Determine which lines contain the word "this", then copy those lines.

## BEGIN Supplied records

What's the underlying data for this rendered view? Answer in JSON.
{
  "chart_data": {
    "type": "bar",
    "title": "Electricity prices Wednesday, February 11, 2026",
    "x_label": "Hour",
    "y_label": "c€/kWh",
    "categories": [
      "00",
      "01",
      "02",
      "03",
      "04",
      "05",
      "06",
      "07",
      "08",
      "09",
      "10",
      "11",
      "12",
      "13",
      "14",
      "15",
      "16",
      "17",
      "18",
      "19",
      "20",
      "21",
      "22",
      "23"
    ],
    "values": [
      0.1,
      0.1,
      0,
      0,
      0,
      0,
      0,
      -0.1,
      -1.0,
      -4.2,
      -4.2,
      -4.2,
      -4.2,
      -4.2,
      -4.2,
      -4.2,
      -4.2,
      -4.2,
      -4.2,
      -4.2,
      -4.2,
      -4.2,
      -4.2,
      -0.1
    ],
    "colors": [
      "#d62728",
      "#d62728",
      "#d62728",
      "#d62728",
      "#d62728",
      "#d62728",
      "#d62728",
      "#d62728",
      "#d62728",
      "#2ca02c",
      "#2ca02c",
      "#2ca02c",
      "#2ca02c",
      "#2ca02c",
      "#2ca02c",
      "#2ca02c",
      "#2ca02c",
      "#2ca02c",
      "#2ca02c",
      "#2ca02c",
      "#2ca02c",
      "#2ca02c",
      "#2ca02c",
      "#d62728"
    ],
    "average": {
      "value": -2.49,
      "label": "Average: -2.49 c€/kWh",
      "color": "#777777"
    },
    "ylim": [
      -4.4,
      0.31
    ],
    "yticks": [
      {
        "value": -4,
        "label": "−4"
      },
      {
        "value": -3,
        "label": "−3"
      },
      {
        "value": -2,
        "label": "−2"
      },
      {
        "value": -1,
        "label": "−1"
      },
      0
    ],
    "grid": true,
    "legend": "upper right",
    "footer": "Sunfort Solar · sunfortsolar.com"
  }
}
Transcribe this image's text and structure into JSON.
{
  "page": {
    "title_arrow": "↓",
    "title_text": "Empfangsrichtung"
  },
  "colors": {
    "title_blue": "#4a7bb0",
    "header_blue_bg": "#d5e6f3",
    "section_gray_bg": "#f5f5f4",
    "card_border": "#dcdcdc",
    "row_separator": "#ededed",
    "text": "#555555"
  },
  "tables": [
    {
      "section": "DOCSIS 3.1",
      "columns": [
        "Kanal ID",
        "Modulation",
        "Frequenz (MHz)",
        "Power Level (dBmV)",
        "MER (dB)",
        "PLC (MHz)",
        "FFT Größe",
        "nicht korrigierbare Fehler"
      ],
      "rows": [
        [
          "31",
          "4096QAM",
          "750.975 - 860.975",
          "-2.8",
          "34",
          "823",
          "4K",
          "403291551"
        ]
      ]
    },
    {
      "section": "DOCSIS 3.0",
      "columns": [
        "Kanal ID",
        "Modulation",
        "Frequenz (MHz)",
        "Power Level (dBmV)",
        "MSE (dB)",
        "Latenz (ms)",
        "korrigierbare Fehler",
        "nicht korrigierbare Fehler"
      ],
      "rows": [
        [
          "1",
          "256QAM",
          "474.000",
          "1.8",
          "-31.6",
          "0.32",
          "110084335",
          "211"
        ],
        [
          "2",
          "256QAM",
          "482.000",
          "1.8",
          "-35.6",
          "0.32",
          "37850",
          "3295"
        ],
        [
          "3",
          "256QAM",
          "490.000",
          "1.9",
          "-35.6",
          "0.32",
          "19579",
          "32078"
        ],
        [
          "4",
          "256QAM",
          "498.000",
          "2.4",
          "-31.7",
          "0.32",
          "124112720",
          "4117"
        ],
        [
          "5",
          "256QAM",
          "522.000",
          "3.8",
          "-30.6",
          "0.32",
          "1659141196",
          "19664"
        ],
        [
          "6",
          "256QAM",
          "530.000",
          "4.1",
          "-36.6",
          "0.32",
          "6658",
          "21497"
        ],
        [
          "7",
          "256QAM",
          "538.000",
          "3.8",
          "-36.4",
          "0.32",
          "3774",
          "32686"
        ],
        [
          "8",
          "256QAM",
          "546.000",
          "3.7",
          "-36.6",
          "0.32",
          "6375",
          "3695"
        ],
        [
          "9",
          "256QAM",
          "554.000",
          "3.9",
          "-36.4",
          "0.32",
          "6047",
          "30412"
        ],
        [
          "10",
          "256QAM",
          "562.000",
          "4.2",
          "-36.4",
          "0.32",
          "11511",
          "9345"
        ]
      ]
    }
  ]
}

## END Supplied records

## Task result:
What's the underlying data for this rendered view? Answer in JSON.
Transcribe this image's text and structure into JSON.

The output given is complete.